═════ DATASET EXCERPTS ═════

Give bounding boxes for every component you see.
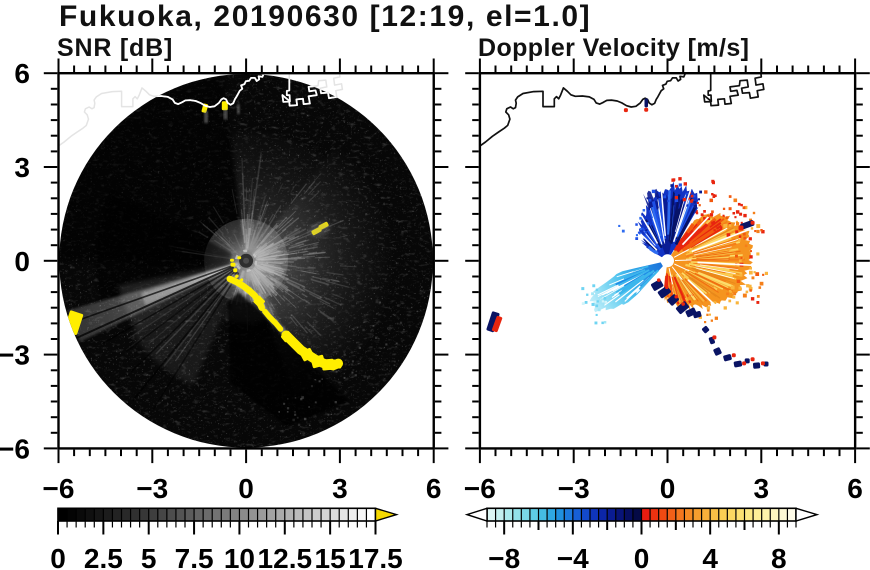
svg-text:2.5: 2.5 [84,543,123,570]
svg-text:0: 0 [660,473,676,504]
svg-text:−3: −3 [558,473,590,504]
svg-text:6: 6 [847,473,863,504]
svg-text:3: 3 [332,473,348,504]
svg-text:15: 15 [315,543,346,570]
svg-text:6: 6 [426,473,442,504]
svg-text:Doppler Velocity [m/s]: Doppler Velocity [m/s] [478,34,749,62]
svg-text:7.5: 7.5 [175,543,214,570]
svg-text:8: 8 [771,543,787,570]
svg-text:Fukuoka, 20190630 [12:19, el=1: Fukuoka, 20190630 [12:19, el=1.0] [59,0,591,33]
svg-text:4: 4 [702,543,718,570]
svg-text:3: 3 [754,473,770,504]
svg-text:−3: −3 [0,340,30,371]
svg-text:0: 0 [238,473,254,504]
svg-text:−6: −6 [464,473,496,504]
svg-text:0: 0 [14,246,30,277]
svg-text:10: 10 [224,543,255,570]
svg-text:0: 0 [50,543,66,570]
svg-text:6: 6 [14,58,30,89]
svg-text:−8: −8 [488,543,520,570]
svg-text:SNR [dB]: SNR [dB] [57,34,173,62]
svg-text:3: 3 [14,152,30,183]
svg-text:−6: −6 [0,433,30,464]
svg-text:−4: −4 [557,543,589,570]
svg-text:17.5: 17.5 [348,543,403,570]
svg-text:0: 0 [634,543,650,570]
svg-text:−3: −3 [136,473,168,504]
svg-text:12.5: 12.5 [258,543,313,570]
svg-text:5: 5 [141,543,157,570]
svg-text:−6: −6 [43,473,75,504]
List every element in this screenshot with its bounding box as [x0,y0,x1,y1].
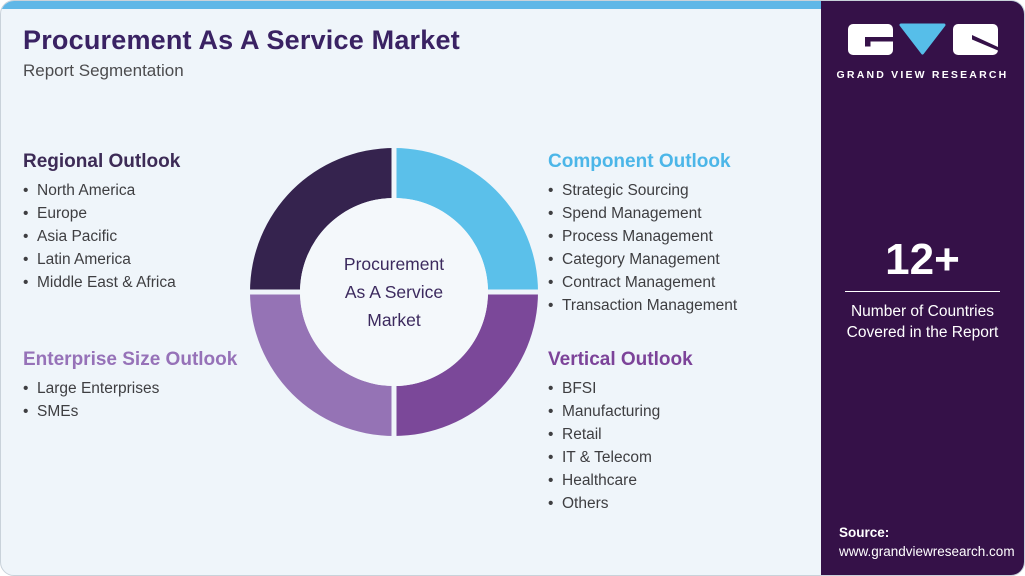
top-accent-stripe [1,1,1024,9]
donut-chart: Procurement As A Service Market [244,142,544,442]
gvr-logo-icon [847,23,998,55]
section-title-enterprise-size: Enterprise Size Outlook [23,349,238,370]
list-item: Manufacturing [548,400,693,423]
list-item: Middle East & Africa [23,271,180,294]
section-enterprise-size-outlook: Enterprise Size Outlook Large Enterprise… [23,349,237,423]
list-item: Strategic Sourcing [548,179,737,202]
list-item: Contract Management [548,271,737,294]
sidebar: GRAND VIEW RESEARCH 12+ Number of Countr… [821,1,1024,575]
countries-stat: 12+ Number of Countries Covered in the R… [821,238,1024,343]
list-item: Process Management [548,225,737,248]
header: Procurement As A Service Market Report S… [23,25,460,81]
section-title-component: Component Outlook [548,151,731,172]
list-item: North America [23,179,180,202]
stat-value: 12+ [885,235,960,284]
section-vertical-outlook: Vertical Outlook BFSIManufacturingRetail… [548,349,693,515]
stat-divider [845,291,1000,292]
list-item: Asia Pacific [23,225,180,248]
section-list-component: Strategic SourcingSpend ManagementProces… [548,179,737,317]
page-title: Procurement As A Service Market [23,25,460,55]
section-list-enterprise-size: Large EnterprisesSMEs [23,377,237,423]
section-list-vertical: BFSIManufacturingRetailIT & TelecomHealt… [548,377,693,515]
donut-slice-component [394,148,538,292]
list-item: Retail [548,423,693,446]
page-subtitle: Report Segmentation [23,61,184,80]
list-item: SMEs [23,400,237,423]
source-block: Source: www.grandviewresearch.com [839,525,1015,559]
list-item: Others [548,492,693,515]
donut-inner-circle [300,198,488,386]
list-item: Healthcare [548,469,693,492]
donut-slice-regional [250,148,394,292]
source-url: www.grandviewresearch.com [839,544,1015,559]
list-item: BFSI [548,377,693,400]
donut-center-label-line: As A Service [344,282,444,302]
stat-label: Number of Countries Covered in the Repor… [846,303,999,341]
section-title-regional: Regional Outlook [23,151,181,172]
list-item: Europe [23,202,180,225]
list-item: IT & Telecom [548,446,693,469]
brand-logo: GRAND VIEW RESEARCH [821,23,1024,81]
source-label: Source: [839,525,890,540]
list-item: Spend Management [548,202,737,225]
list-item: Transaction Management [548,294,737,317]
list-item: Latin America [23,248,180,271]
donut-chart-svg [244,142,544,442]
donut-slice-vertical [394,292,538,436]
section-title-vertical: Vertical Outlook [548,349,693,370]
brand-name: GRAND VIEW RESEARCH [836,69,1009,81]
list-item: Large Enterprises [23,377,237,400]
donut-center-label-line: Market [367,310,421,330]
donut-center-label-line: Procurement [343,254,445,274]
donut-center-label: Procurement As A Service Market [244,142,544,442]
section-list-regional: North AmericaEuropeAsia PacificLatin Ame… [23,179,180,294]
section-component-outlook: Component Outlook Strategic SourcingSpen… [548,151,737,317]
donut-slice-enterprise-size [250,292,394,436]
list-item: Category Management [548,248,737,271]
section-regional-outlook: Regional Outlook North AmericaEuropeAsia… [23,151,180,294]
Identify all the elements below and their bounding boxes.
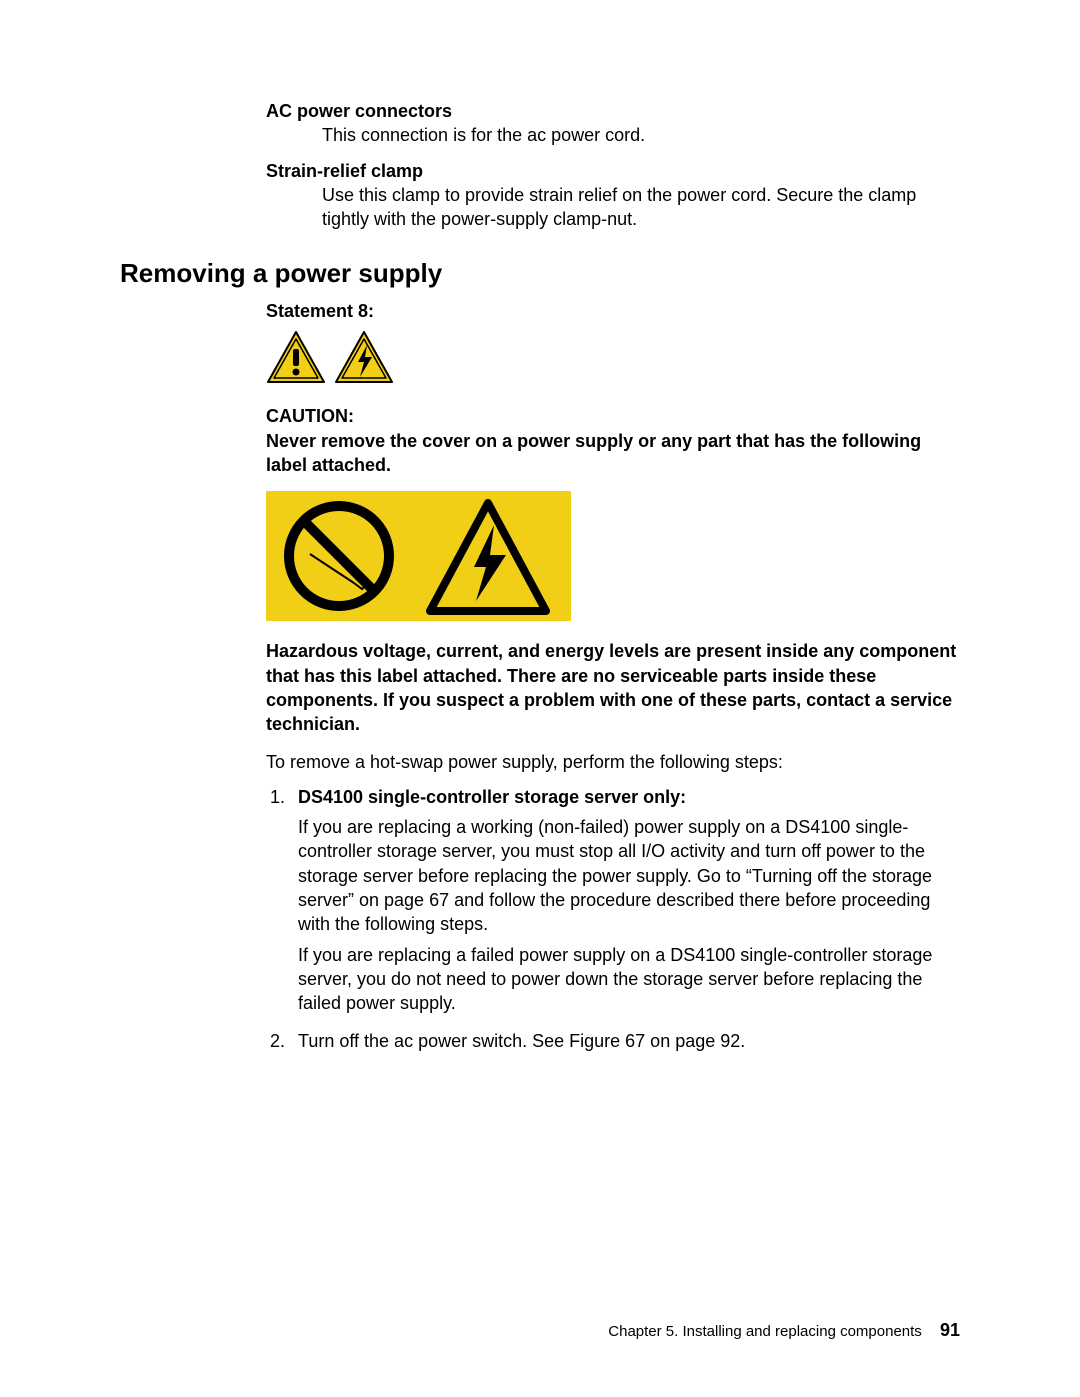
term-ac-power: AC power connectors <box>266 100 960 123</box>
step-2: Turn off the ac power switch. See Figure… <box>290 1029 960 1053</box>
def-strain-relief: Use this clamp to provide strain relief … <box>322 183 960 232</box>
warning-triangles-row <box>266 330 960 384</box>
statement-block: Statement 8: CAUTION: Nev <box>266 301 960 1054</box>
step-1-para-1: If you are replacing a working (non-fail… <box>298 815 960 936</box>
step-1: DS4100 single-controller storage server … <box>290 785 960 1016</box>
caution-heading: CAUTION: <box>266 406 960 427</box>
definition-strain-relief: Strain-relief clamp Use this clamp to pr… <box>266 160 960 232</box>
hazard-label-graphic <box>266 491 571 621</box>
footer-page-number: 91 <box>940 1320 960 1340</box>
statement-label: Statement 8: <box>266 301 960 322</box>
caution-text: Never remove the cover on a power supply… <box>266 429 960 478</box>
step-2-text: Turn off the ac power switch. See Figure… <box>298 1031 745 1051</box>
footer-chapter: Chapter 5. Installing and replacing comp… <box>608 1323 922 1340</box>
hazard-text: Hazardous voltage, current, and energy l… <box>266 639 960 736</box>
intro-paragraph: To remove a hot-swap power supply, perfo… <box>266 750 960 774</box>
steps-list: DS4100 single-controller storage server … <box>266 785 960 1054</box>
step-1-para-2: If you are replacing a failed power supp… <box>298 943 960 1016</box>
caution-triangle-icon <box>266 330 326 384</box>
definition-ac-power: AC power connectors This connection is f… <box>266 100 960 148</box>
electrical-hazard-triangle-icon <box>334 330 394 384</box>
page-footer: Chapter 5. Installing and replacing comp… <box>608 1320 960 1341</box>
step-1-title: DS4100 single-controller storage server … <box>298 787 686 807</box>
section-heading: Removing a power supply <box>120 258 960 289</box>
term-strain-relief: Strain-relief clamp <box>266 160 960 183</box>
def-ac-power: This connection is for the ac power cord… <box>322 123 960 147</box>
document-page: AC power connectors This connection is f… <box>0 0 1080 1397</box>
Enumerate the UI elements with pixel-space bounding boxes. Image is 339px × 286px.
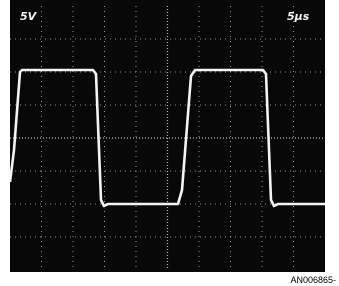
page: 5V 5μs AN006865- (() => { const data = J…	[0, 0, 339, 286]
volts-per-division: 5V	[20, 10, 38, 23]
oscilloscope-screenshot: 5V 5μs AN006865-	[0, 0, 339, 286]
figure-id: AN006865-	[290, 275, 336, 285]
time-per-division: 5μs	[287, 10, 310, 23]
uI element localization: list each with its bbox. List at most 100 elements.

═════

◆ SHORT EXERCISE:
Copy out all of the records above, swapping "Doppler Velocity" for "Radial Velocity" and changing nothing else. Leave the pictures out.

◆ FULL ANSWER:
Give bounding boxes for every component you see.
svg-text:2.5: 2.5 [84,543,123,570]
svg-text:0: 0 [660,473,676,504]
svg-text:−3: −3 [558,473,590,504]
svg-text:6: 6 [847,473,863,504]
svg-text:3: 3 [332,473,348,504]
svg-text:15: 15 [315,543,346,570]
svg-text:6: 6 [426,473,442,504]
svg-text:Radial Velocity [m/s]: Radial Velocity [m/s] [478,34,749,62]
svg-text:7.5: 7.5 [175,543,214,570]
svg-text:8: 8 [771,543,787,570]
svg-text:Fukuoka, 20190630 [12:19, el=1: Fukuoka, 20190630 [12:19, el=1.0] [59,0,591,33]
svg-text:4: 4 [702,543,718,570]
svg-text:3: 3 [754,473,770,504]
svg-text:−3: −3 [0,340,30,371]
svg-text:0: 0 [238,473,254,504]
svg-text:−6: −6 [464,473,496,504]
svg-text:0: 0 [14,246,30,277]
svg-text:10: 10 [224,543,255,570]
svg-text:0: 0 [50,543,66,570]
svg-text:6: 6 [14,58,30,89]
svg-text:−8: −8 [488,543,520,570]
svg-text:SNR [dB]: SNR [dB] [57,34,173,62]
svg-text:3: 3 [14,152,30,183]
svg-text:−6: −6 [0,433,30,464]
svg-text:−4: −4 [557,543,589,570]
svg-text:17.5: 17.5 [348,543,403,570]
svg-text:0: 0 [634,543,650,570]
svg-text:−3: −3 [136,473,168,504]
svg-text:12.5: 12.5 [258,543,313,570]
svg-text:5: 5 [141,543,157,570]
svg-text:−6: −6 [43,473,75,504]
List every element in this screenshot with its bounding box as [x0,y0,x1,y1].
top-accent-stripe [1,1,1024,9]
donut-chart: Procurement As A Service Market [244,142,544,442]
gvr-logo-icon [847,23,998,55]
section-title-enterprise-size: Enterprise Size Outlook [23,349,238,370]
list-item: Manufacturing [548,400,693,423]
list-item: Middle East & Africa [23,271,180,294]
section-enterprise-size-outlook: Enterprise Size Outlook Large Enterprise… [23,349,237,423]
list-item: Strategic Sourcing [548,179,737,202]
list-item: Contract Management [548,271,737,294]
sidebar: GRAND VIEW RESEARCH 12+ Number of Countr… [821,1,1024,575]
countries-stat: 12+ Number of Countries Covered in the R… [821,238,1024,343]
list-item: Process Management [548,225,737,248]
header: Procurement As A Service Market Report S… [23,25,460,81]
section-title-component: Component Outlook [548,151,731,172]
list-item: North America [23,179,180,202]
stat-value: 12+ [885,235,960,284]
section-vertical-outlook: Vertical Outlook BFSIManufacturingRetail… [548,349,693,515]
stat-divider [845,291,1000,292]
list-item: Asia Pacific [23,225,180,248]
section-list-component: Strategic SourcingSpend ManagementProces… [548,179,737,317]
page-title: Procurement As A Service Market [23,25,460,55]
section-list-enterprise-size: Large EnterprisesSMEs [23,377,237,423]
section-list-vertical: BFSIManufacturingRetailIT & TelecomHealt… [548,377,693,515]
donut-slice-component [394,148,538,292]
list-item: Retail [548,423,693,446]
page-subtitle: Report Segmentation [23,61,184,80]
list-item: SMEs [23,400,237,423]
source-block: Source: www.grandviewresearch.com [839,525,1015,559]
list-item: Others [548,492,693,515]
donut-inner-circle [300,198,488,386]
list-item: Healthcare [548,469,693,492]
donut-slice-regional [250,148,394,292]
source-url: www.grandviewresearch.com [839,544,1015,559]
list-item: BFSI [548,377,693,400]
donut-center-label-line: As A Service [344,282,444,302]
stat-label: Number of Countries Covered in the Repor… [846,303,999,341]
section-title-regional: Regional Outlook [23,151,181,172]
list-item: Europe [23,202,180,225]
list-item: IT & Telecom [548,446,693,469]
brand-logo: GRAND VIEW RESEARCH [821,23,1024,81]
source-label: Source: [839,525,890,540]
list-item: Spend Management [548,202,737,225]
list-item: Transaction Management [548,294,737,317]
list-item: Latin America [23,248,180,271]
donut-chart-svg [244,142,544,442]
donut-slice-vertical [394,292,538,436]
section-title-vertical: Vertical Outlook [548,349,693,370]
brand-name: GRAND VIEW RESEARCH [836,69,1009,81]
list-item: Large Enterprises [23,377,237,400]
donut-center-label-line: Market [367,310,421,330]
donut-center-label-line: Procurement [343,254,445,274]
donut-center-label: Procurement As A Service Market [244,142,544,442]
section-list-regional: North AmericaEuropeAsia PacificLatin Ame… [23,179,180,294]
section-component-outlook: Component Outlook Strategic SourcingSpen… [548,151,737,317]
donut-slice-enterprise-size [250,292,394,436]
list-item: Category Management [548,248,737,271]
section-regional-outlook: Regional Outlook North AmericaEuropeAsia… [23,151,180,294]
Identify all the elements below and their bounding boxes.
term-ac-power: AC power connectors <box>266 100 960 123</box>
step-2: Turn off the ac power switch. See Figure… <box>290 1029 960 1053</box>
def-strain-relief: Use this clamp to provide strain relief … <box>322 183 960 232</box>
warning-triangles-row <box>266 330 960 384</box>
statement-block: Statement 8: CAUTION: Nev <box>266 301 960 1054</box>
step-1-para-1: If you are replacing a working (non-fail… <box>298 815 960 936</box>
step-1: DS4100 single-controller storage server … <box>290 785 960 1016</box>
caution-heading: CAUTION: <box>266 406 960 427</box>
definition-strain-relief: Strain-relief clamp Use this clamp to pr… <box>266 160 960 232</box>
hazard-label-graphic <box>266 491 571 621</box>
footer-page-number: 91 <box>940 1320 960 1340</box>
statement-label: Statement 8: <box>266 301 960 322</box>
caution-text: Never remove the cover on a power supply… <box>266 429 960 478</box>
step-2-text: Turn off the ac power switch. See Figure… <box>298 1031 745 1051</box>
footer-chapter: Chapter 5. Installing and replacing comp… <box>608 1323 922 1340</box>
hazard-text: Hazardous voltage, current, and energy l… <box>266 639 960 736</box>
intro-paragraph: To remove a hot-swap power supply, perfo… <box>266 750 960 774</box>
steps-list: DS4100 single-controller storage server … <box>266 785 960 1054</box>
step-1-para-2: If you are replacing a failed power supp… <box>298 943 960 1016</box>
caution-triangle-icon <box>266 330 326 384</box>
definition-ac-power: AC power connectors This connection is f… <box>266 100 960 148</box>
electrical-hazard-triangle-icon <box>334 330 394 384</box>
page-footer: Chapter 5. Installing and replacing comp… <box>608 1320 960 1341</box>
step-1-title: DS4100 single-controller storage server … <box>298 787 686 807</box>
section-heading: Removing a power supply <box>120 258 960 289</box>
term-strain-relief: Strain-relief clamp <box>266 160 960 183</box>
def-ac-power: This connection is for the ac power cord… <box>322 123 960 147</box>
document-page: AC power connectors This connection is f… <box>0 0 1080 1397</box>
Enumerate the UI elements with pixel-space bounding boxes. Image is 339px × 286px.
page: 5V 5μs AN006865- (() => { const data = J…	[0, 0, 339, 286]
volts-per-division: 5V	[20, 10, 38, 23]
oscilloscope-screenshot: 5V 5μs AN006865-	[0, 0, 339, 286]
figure-id: AN006865-	[290, 275, 336, 285]
time-per-division: 5μs	[287, 10, 310, 23]
uI element localization: list each with its bbox. List at most 100 elements.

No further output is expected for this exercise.